Data records:
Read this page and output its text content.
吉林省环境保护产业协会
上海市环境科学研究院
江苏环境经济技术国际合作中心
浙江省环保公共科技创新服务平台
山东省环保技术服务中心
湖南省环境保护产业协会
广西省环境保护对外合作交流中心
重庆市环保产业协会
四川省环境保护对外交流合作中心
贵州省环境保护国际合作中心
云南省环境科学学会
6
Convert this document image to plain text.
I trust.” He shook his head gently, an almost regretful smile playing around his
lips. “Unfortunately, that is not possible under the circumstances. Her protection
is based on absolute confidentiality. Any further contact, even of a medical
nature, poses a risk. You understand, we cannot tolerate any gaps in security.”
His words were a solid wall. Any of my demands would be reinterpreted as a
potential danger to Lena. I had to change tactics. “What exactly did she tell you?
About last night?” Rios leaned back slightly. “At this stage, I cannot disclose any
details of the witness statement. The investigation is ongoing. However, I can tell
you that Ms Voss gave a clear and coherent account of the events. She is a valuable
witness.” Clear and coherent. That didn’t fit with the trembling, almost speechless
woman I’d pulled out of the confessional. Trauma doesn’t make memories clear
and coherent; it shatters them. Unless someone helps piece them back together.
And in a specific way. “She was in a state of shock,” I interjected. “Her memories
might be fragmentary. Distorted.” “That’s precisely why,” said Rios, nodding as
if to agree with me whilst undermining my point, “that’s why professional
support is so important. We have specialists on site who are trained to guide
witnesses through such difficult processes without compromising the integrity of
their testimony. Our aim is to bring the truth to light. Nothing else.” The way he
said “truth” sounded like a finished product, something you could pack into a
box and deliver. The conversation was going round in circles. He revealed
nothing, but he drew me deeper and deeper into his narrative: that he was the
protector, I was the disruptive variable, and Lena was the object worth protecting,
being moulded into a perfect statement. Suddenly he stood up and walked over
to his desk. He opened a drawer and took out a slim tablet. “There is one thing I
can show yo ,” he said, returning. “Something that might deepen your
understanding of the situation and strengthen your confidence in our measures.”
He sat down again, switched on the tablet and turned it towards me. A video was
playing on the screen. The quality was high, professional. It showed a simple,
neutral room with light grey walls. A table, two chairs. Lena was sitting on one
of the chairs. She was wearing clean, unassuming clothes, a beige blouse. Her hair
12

**YOUR OBJECTIVE:** Look through the entries above and count each line holding "this"; report the count alone.

**WORKED ANSWER:** 3